### Stated goal 1
Can you write out the records from their first line down to the line containing "546, 800, 568)", swapping "console-object" for "log-object" and keeping everything else the same?

**** Text to read ****

Parameters of the normal distribution
The mean and standard deviation are the two main parameters of a normal distribution. They determine both the distribution's shape and probabilities.

Mean
$$\mu$$ or $$x̅$$
The mean is the location of a distribution's center and peak, meaning any changes to the mean move the distribution curve to the left or right along the x-axis. Most data points (values) are located around the mean.

Standard deviation
$$\sigma$$ or $$s$$
The standard deviation measures how far away data points are from a distribution's mean. It determines the width of a normal distribution. A larger standard deviation results in shorter, wider curves and smaller standard deviations results in taller, narrower curves.

Properties of the normal distribution

1. It is symmetrical
   The normal distribution is perfectly symmetrical, meaning the distribution curve can be folded in the middle, along the mean, to produce two identical halves. This symmetric shape is the result of one-half of the observations falling on each side of the curve.

**** Data provided ****

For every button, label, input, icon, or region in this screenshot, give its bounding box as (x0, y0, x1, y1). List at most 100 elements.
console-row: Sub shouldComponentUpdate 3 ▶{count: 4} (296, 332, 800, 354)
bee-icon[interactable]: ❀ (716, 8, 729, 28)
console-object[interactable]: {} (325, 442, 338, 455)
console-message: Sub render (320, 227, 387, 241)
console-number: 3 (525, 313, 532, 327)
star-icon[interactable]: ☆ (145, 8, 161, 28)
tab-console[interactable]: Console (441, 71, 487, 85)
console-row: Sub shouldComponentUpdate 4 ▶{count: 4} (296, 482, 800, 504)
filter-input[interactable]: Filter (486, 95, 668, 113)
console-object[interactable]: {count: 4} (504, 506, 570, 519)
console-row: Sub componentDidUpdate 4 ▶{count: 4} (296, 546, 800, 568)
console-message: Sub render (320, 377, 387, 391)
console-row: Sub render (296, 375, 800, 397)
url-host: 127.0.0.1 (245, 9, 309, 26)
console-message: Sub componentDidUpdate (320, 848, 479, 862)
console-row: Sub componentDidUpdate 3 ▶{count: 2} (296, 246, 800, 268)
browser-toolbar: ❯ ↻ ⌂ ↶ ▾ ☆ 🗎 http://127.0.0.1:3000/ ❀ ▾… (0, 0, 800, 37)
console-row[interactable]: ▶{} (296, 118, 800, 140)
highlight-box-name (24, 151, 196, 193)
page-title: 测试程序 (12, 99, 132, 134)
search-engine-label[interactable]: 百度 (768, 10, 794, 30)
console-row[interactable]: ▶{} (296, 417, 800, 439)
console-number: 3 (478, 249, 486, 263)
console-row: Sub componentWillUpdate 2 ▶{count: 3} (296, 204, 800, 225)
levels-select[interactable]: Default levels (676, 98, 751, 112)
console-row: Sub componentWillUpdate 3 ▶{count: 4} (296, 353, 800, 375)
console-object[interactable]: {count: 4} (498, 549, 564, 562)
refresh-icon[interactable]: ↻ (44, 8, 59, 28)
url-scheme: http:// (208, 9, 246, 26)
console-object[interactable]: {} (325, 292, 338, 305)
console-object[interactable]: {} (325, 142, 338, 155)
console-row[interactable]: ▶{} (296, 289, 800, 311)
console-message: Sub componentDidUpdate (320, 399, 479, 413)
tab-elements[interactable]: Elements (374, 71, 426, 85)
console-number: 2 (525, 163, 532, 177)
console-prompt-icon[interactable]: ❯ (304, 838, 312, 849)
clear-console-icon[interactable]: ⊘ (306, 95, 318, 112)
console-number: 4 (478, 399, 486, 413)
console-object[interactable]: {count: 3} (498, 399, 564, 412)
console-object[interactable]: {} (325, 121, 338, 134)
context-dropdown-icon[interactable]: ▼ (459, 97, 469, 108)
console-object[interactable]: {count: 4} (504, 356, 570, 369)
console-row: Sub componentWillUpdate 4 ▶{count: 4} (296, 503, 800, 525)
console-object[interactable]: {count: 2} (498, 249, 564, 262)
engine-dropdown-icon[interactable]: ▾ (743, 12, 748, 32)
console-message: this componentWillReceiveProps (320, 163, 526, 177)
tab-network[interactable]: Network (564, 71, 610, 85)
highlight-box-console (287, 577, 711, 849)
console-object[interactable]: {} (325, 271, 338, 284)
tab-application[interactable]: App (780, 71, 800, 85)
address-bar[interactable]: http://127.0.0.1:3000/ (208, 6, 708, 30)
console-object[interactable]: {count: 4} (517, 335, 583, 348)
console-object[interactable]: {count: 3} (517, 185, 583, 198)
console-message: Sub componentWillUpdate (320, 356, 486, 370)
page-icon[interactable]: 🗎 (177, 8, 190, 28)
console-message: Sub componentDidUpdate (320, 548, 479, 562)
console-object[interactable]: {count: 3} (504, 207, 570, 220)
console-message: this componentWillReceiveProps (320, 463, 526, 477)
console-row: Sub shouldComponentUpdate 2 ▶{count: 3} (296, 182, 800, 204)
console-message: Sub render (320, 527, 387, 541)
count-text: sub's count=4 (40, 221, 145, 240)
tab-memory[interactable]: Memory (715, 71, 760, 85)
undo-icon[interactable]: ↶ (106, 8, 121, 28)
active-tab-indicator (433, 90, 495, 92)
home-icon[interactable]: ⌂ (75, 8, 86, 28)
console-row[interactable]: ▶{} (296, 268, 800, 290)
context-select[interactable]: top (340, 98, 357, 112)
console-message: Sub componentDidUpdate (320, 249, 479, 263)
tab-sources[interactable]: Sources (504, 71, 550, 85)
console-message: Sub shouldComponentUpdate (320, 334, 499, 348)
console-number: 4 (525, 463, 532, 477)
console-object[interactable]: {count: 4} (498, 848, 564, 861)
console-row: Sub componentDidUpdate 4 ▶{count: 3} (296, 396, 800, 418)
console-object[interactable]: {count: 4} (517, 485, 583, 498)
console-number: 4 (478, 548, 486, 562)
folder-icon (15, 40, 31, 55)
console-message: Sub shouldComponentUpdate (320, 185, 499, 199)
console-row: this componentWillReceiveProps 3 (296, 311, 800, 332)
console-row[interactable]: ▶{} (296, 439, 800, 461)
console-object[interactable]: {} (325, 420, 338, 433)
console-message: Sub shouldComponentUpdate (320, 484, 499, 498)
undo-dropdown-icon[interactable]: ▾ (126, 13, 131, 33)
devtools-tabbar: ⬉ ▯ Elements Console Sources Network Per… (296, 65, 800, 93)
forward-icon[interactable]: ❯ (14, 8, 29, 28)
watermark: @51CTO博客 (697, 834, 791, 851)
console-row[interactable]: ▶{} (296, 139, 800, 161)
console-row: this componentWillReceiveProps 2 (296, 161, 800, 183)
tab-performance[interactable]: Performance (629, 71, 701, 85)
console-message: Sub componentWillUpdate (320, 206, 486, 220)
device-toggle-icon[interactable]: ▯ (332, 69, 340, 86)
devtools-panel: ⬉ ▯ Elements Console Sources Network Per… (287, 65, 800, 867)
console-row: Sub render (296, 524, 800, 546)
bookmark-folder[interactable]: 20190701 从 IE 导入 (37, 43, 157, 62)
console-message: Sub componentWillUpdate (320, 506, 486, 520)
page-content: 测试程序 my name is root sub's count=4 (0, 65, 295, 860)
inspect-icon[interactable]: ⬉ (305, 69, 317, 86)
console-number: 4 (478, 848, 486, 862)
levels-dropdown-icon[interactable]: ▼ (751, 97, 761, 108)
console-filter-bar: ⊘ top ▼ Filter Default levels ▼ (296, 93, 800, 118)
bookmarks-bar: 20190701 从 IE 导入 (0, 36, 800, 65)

****

### Stated goal 2
Continue the text on the normal distribution from its last sentence.

### Output 1
For every button, label, input, icon, or region in this screenshot, give its bounding box as (x0, y0, x1, y1). List at most 100 elements.
console-row: Sub shouldComponentUpdate 3 ▶{count: 4} (296, 332, 800, 354)
bee-icon[interactable]: ❀ (716, 8, 729, 28)
log-object[interactable]: {} (325, 442, 338, 455)
console-message: Sub render (320, 227, 387, 241)
console-number: 3 (525, 313, 532, 327)
star-icon[interactable]: ☆ (145, 8, 161, 28)
tab-console[interactable]: Console (441, 71, 487, 85)
console-row: Sub shouldComponentUpdate 4 ▶{count: 4} (296, 482, 800, 504)
filter-input[interactable]: Filter (486, 95, 668, 113)
log-object[interactable]: {count: 4} (504, 506, 570, 519)
console-row: Sub componentDidUpdate 4 ▶{count: 4} (296, 546, 800, 568)

### Output 2
2. The mean, median, and mode are all equal
   Because the normal distribution is symmetrical, its center represents the average, or mean, of all the data points. This means that its median (the value in the middle of a set when its values are ordered from least to greatest) is also located at the distribution center and is the same as the mean. The peak, the tallest point of the normal distribution curve, also happens to be located at the center of the graph, meaning the distribution's mode, its most commonly occurring value and, therefore, the highest point on the graph, is also located at the distribution center. These data of the normal distribution represent the data points (values) that occur. The mean is the center of the distribution because the mean is the point that occurs the most frequently. The midpoint is also the point where these three measures fall. The measures are usually equal in a perfectly (normal) distribution. Half of the population is less than the mean, and half is greater than the mean.
3. The empirical rule
   Also called the 68-95-99.7 rule. The empirical rule describes the percentage of the data that fall within specific numbers of standard deviations from the mean for bell-shaped curves.
   
   In normally distributed data, there is a constant proportion of distance lying under the curve between the mean and a specific number of standard deviations from the mean. The Empirical Rule allows you to determine the proportion of values that fall within certain distances from the mean.
   
   68.25% of all cases fall within +/- one standard deviation from the mean.
   95% of all cases fall within +/- two standard deviations from the mean.
   99.7% of all cases fall within +/- three standard deviations from the mean.
   
   

Standard normal distribution

The standard normal distribution is a special case of the normal distribution where the mean is zero and the standard deviation is one. This distribution is also called the Z-distribution.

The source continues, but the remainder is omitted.